Raw records:

'''

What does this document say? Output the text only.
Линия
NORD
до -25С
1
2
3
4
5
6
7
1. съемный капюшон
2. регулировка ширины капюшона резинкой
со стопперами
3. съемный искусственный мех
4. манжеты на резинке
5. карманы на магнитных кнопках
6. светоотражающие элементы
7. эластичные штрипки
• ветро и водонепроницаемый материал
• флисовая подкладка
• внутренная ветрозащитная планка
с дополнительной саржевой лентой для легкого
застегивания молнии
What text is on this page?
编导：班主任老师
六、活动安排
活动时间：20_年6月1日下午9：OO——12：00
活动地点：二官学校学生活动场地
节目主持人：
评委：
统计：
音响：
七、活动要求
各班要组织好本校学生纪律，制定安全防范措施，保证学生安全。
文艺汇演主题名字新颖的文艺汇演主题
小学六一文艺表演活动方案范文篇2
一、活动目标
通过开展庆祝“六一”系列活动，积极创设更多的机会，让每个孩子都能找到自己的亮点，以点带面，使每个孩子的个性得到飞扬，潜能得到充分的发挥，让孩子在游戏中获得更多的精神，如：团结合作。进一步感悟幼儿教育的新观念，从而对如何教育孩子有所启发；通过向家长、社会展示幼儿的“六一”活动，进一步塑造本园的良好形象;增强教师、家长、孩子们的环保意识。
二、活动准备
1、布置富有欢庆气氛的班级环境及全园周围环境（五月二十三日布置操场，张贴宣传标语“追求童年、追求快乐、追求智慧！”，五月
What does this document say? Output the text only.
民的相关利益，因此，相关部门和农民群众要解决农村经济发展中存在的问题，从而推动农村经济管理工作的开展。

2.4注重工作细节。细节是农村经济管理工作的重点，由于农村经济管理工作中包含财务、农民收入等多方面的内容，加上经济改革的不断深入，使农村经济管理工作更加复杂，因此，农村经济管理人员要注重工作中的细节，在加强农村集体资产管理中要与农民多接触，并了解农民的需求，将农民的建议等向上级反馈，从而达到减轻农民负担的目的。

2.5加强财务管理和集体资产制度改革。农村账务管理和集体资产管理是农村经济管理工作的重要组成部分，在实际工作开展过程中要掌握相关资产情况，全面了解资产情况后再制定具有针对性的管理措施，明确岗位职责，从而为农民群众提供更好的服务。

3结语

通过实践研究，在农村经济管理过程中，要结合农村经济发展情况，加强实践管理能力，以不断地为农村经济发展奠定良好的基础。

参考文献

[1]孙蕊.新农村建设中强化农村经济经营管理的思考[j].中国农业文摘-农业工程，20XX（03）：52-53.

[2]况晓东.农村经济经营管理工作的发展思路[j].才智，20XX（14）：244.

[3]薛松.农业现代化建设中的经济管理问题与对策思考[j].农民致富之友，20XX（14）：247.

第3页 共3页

'''

Where does the word "съемный" appear in the listing? List each line that holds it.

1. съемный капюшон
3. съемный искусственный мех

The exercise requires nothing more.